■ **Objective**
Determine how many lines include the string "screenshot". Output that number only.

■ **Data excerpts**
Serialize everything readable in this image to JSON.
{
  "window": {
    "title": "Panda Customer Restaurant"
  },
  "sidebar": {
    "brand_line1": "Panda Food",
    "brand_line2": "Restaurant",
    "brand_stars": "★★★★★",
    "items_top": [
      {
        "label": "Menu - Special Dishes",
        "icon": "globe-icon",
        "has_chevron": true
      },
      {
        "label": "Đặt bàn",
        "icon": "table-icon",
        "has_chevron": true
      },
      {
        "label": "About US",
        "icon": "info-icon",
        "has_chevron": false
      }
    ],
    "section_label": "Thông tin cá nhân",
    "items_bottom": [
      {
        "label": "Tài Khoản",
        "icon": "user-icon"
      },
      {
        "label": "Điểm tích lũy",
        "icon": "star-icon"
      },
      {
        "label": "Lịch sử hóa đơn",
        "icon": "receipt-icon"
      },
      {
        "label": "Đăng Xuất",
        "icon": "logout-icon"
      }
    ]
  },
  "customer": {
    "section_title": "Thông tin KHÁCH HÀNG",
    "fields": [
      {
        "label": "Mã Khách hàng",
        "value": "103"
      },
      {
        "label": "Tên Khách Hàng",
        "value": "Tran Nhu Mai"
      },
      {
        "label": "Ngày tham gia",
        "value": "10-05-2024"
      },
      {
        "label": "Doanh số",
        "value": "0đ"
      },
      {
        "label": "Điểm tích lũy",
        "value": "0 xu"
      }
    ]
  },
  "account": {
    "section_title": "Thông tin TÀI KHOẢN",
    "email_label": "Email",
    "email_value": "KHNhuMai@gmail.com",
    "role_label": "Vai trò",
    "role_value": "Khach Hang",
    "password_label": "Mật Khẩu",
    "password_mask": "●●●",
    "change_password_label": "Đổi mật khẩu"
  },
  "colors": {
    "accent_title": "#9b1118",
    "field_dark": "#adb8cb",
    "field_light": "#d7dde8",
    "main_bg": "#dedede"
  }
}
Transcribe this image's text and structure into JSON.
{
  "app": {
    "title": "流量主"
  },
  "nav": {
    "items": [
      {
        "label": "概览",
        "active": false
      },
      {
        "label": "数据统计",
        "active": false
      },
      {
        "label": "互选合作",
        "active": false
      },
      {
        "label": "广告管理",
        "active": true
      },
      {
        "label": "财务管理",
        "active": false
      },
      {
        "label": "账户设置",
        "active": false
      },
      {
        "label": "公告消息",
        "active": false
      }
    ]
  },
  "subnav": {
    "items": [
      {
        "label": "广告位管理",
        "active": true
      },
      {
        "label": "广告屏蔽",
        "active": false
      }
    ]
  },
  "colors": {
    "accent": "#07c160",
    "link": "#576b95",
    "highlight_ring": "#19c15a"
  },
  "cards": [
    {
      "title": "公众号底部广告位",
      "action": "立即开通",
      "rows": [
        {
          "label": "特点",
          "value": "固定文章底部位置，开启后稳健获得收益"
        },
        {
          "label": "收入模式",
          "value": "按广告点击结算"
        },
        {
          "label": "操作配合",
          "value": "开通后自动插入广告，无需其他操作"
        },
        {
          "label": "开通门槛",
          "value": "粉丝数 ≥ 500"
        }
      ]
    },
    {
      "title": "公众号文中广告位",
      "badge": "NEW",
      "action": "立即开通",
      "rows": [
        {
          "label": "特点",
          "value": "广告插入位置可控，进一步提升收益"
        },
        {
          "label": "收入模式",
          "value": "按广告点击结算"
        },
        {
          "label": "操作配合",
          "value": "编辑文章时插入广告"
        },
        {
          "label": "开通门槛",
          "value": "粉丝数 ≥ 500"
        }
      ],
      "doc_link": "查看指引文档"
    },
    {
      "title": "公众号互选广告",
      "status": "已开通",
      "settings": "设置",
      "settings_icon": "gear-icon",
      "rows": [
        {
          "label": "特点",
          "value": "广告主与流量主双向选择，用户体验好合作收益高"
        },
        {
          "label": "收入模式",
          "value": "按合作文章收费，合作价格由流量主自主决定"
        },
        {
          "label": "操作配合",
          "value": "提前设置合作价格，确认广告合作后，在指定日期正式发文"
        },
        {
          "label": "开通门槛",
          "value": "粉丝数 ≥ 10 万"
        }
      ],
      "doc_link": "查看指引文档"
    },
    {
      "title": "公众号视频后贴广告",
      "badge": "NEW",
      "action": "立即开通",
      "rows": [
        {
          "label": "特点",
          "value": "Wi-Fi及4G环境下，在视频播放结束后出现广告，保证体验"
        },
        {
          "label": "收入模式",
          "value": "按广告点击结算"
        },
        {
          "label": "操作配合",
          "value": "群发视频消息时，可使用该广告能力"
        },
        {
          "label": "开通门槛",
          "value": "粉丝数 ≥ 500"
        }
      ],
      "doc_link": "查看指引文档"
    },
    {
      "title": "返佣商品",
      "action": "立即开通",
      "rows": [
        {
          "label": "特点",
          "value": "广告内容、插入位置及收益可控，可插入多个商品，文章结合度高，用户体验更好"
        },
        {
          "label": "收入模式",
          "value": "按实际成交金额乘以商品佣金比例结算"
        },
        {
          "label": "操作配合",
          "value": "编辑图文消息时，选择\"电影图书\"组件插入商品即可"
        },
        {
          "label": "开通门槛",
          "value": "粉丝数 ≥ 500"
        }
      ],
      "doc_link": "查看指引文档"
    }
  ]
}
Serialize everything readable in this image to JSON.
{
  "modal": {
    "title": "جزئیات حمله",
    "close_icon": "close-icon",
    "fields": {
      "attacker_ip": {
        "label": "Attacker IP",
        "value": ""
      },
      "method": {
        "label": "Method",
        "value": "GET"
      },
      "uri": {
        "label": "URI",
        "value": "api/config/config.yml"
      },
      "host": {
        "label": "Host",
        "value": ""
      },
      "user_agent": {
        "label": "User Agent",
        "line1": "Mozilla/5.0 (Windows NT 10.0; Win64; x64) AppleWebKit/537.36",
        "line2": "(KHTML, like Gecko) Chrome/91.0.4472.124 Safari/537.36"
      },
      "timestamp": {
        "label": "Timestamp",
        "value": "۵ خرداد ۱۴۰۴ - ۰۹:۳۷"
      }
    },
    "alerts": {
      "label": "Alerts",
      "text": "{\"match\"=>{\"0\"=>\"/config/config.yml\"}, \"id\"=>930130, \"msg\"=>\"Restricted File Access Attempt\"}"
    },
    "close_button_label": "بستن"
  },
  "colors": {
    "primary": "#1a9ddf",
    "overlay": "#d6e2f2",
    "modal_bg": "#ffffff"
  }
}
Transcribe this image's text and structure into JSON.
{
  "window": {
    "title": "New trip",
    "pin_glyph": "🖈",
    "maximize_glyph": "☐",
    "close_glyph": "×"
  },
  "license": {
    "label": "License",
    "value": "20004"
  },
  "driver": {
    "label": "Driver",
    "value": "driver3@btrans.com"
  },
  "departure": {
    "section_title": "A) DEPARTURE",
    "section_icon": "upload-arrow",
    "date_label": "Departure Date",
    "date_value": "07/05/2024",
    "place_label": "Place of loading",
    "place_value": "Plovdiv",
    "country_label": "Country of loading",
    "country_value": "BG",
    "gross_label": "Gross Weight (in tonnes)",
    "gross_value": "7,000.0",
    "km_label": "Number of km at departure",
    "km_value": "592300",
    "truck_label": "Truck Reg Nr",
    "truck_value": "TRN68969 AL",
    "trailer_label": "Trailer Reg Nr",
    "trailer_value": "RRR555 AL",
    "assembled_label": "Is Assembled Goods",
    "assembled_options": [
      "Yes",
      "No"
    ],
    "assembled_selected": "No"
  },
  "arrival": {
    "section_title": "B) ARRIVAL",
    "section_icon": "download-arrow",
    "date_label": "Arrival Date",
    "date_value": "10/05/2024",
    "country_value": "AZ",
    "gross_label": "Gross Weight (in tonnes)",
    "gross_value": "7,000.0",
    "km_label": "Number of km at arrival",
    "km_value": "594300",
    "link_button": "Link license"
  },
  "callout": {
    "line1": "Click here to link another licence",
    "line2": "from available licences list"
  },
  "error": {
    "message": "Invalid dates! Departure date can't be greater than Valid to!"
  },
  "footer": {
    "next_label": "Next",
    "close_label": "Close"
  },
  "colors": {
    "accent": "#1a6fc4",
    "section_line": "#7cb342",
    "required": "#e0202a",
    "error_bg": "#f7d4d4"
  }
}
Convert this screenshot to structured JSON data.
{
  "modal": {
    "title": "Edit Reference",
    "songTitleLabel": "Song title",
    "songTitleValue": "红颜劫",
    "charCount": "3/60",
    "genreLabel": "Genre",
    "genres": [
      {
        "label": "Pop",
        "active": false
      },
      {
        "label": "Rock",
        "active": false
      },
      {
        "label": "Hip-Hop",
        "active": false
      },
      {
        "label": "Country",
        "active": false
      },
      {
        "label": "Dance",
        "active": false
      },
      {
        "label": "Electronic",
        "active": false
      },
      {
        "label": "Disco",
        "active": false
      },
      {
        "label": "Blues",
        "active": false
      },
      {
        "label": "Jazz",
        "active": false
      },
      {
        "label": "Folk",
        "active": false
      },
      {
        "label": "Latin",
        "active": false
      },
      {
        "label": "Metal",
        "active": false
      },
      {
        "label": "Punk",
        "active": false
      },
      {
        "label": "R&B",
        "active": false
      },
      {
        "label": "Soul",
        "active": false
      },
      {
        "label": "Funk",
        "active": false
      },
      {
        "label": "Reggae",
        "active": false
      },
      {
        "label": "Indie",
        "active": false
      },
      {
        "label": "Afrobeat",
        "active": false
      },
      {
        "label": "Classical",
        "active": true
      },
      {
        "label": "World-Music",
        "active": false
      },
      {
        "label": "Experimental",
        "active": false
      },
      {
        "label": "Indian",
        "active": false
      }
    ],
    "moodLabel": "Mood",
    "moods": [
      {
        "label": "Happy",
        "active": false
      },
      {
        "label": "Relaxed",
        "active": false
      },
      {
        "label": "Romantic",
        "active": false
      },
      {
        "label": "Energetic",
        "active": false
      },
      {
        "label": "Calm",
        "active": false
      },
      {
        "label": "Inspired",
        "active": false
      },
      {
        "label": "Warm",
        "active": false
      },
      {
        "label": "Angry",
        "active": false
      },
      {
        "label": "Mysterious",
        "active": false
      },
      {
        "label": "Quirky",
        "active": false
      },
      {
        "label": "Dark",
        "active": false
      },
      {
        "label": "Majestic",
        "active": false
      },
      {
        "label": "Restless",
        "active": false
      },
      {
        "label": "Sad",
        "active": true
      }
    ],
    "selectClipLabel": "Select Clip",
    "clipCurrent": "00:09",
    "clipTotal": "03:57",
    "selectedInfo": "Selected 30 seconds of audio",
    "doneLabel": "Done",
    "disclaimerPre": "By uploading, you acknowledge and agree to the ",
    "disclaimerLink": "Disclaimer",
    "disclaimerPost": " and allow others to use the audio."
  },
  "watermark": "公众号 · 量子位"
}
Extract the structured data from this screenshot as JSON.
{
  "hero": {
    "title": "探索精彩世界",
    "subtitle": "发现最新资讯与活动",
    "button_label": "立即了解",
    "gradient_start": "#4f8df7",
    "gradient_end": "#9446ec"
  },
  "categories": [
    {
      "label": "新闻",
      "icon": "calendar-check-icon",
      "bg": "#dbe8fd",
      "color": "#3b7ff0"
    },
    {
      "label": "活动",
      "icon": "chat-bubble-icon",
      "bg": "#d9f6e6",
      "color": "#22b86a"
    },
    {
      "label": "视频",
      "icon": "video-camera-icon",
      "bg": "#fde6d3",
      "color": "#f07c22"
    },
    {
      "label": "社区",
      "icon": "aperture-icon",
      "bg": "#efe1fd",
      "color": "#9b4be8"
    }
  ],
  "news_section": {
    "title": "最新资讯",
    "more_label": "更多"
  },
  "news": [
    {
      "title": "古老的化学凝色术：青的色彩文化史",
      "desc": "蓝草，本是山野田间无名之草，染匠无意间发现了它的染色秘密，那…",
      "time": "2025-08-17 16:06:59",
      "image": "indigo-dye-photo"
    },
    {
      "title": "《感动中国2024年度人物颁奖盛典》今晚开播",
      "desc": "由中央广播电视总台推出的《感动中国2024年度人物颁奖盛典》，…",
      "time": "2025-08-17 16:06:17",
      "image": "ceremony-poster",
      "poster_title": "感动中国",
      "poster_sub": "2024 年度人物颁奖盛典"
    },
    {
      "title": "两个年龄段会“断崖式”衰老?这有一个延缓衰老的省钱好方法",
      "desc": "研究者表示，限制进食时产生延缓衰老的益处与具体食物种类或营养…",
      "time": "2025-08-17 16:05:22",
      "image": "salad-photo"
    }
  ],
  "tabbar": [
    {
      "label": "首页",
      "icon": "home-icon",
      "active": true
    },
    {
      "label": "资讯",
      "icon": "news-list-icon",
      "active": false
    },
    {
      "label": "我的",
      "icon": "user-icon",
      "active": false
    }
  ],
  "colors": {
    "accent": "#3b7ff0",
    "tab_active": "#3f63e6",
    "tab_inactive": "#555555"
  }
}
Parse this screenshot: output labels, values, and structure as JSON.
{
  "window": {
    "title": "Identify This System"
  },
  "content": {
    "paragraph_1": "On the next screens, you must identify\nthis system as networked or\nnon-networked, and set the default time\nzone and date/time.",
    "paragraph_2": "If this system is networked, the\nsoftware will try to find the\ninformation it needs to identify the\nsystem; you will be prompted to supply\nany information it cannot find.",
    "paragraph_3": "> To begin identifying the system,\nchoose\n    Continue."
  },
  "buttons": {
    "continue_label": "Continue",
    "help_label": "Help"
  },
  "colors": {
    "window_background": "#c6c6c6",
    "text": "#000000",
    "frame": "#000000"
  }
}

■ **Solution to this task**
3